─── Records for the exercise
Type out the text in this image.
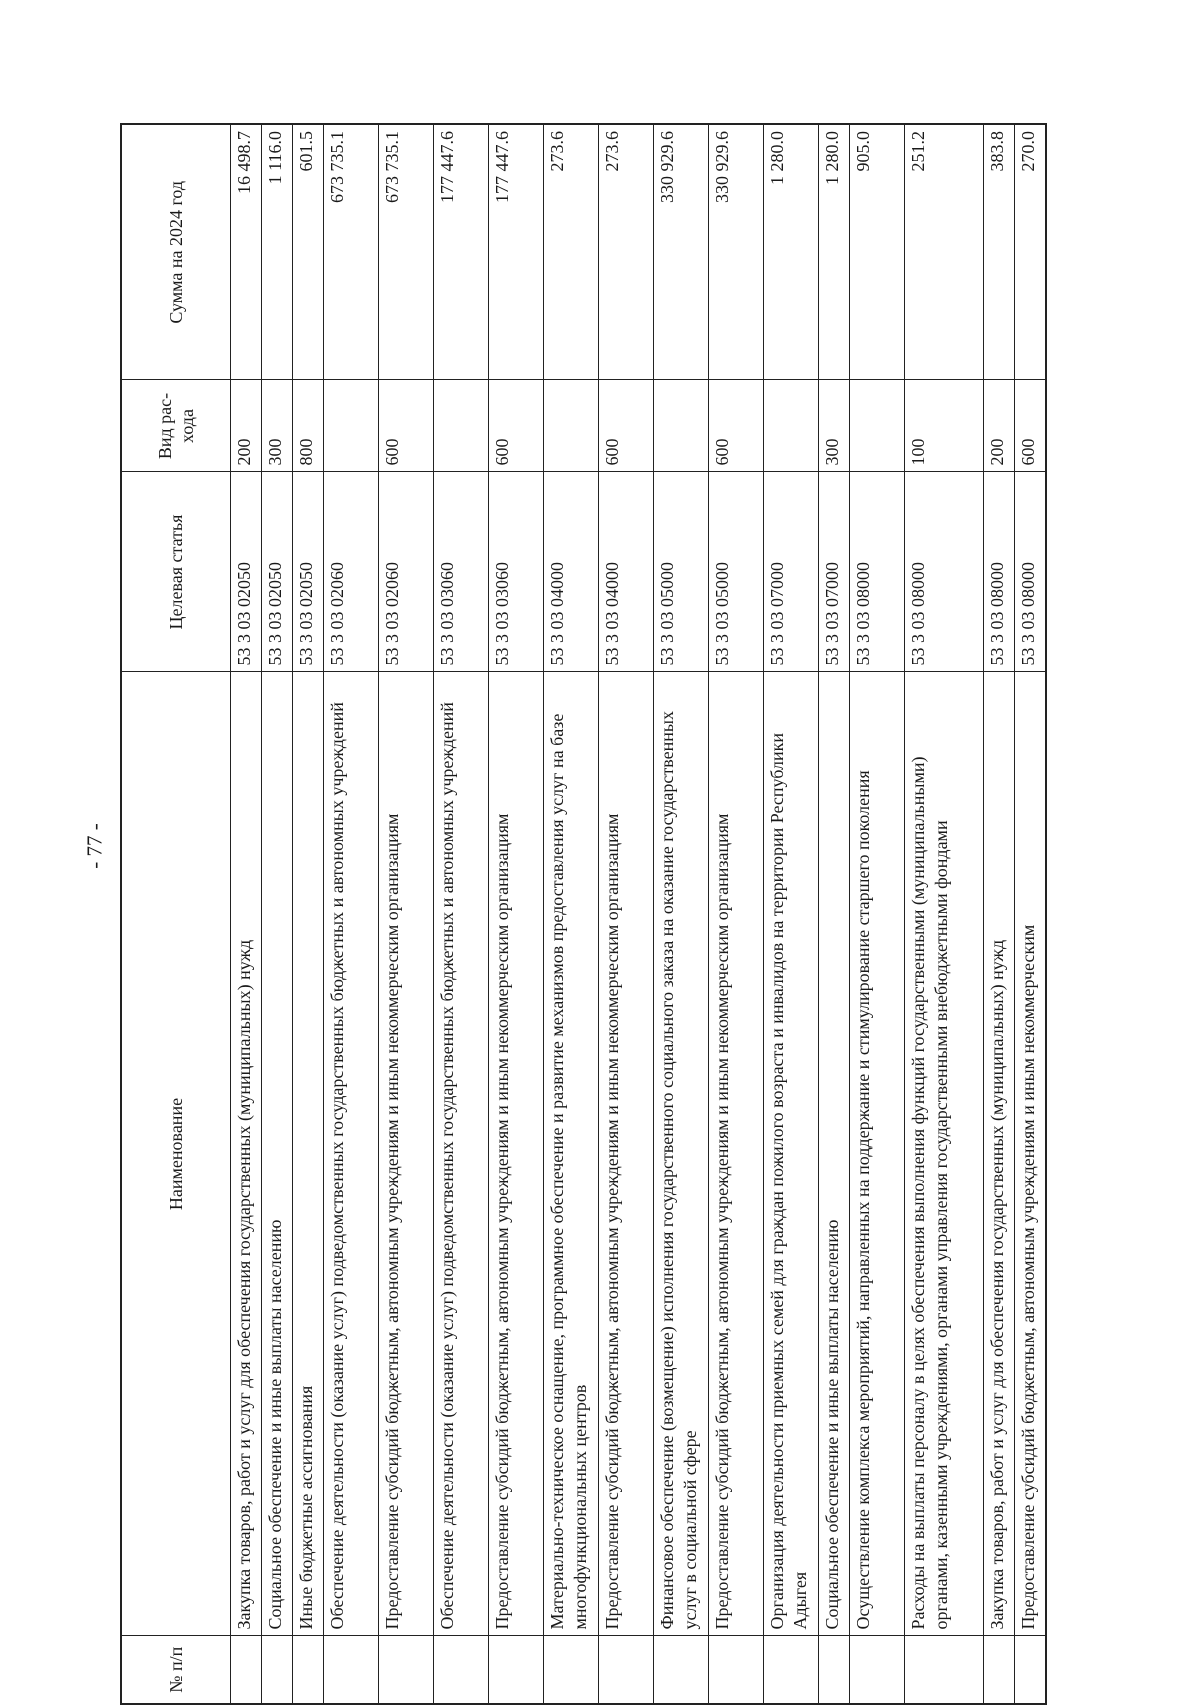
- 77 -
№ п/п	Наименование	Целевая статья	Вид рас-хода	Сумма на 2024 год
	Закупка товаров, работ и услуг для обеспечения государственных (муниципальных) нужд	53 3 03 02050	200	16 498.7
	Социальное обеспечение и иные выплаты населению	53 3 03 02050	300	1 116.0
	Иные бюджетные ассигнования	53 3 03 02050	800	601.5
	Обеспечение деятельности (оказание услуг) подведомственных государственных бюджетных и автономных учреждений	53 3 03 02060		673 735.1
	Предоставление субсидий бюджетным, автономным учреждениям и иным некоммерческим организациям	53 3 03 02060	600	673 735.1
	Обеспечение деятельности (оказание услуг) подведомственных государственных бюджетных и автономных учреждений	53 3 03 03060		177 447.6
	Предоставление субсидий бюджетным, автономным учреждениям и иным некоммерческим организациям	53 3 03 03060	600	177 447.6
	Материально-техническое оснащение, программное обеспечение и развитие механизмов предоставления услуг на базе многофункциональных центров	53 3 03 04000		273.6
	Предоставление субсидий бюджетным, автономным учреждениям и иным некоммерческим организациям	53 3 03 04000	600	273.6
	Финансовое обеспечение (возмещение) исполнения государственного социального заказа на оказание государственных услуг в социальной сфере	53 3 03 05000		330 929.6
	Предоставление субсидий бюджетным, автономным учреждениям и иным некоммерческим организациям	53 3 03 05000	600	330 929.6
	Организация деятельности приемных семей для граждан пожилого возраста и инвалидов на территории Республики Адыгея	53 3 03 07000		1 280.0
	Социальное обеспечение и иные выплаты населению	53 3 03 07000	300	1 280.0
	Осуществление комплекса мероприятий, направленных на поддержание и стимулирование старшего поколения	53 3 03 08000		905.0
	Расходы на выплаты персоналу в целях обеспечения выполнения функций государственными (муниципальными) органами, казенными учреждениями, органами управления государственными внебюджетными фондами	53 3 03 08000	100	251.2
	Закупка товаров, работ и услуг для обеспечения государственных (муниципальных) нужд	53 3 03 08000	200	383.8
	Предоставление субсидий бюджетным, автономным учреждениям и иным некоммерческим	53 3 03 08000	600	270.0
──────
> Instruction
Go through the listing above and report how many of its lines contain the word "некоммерческим", with only the number as output.

> Complete output
5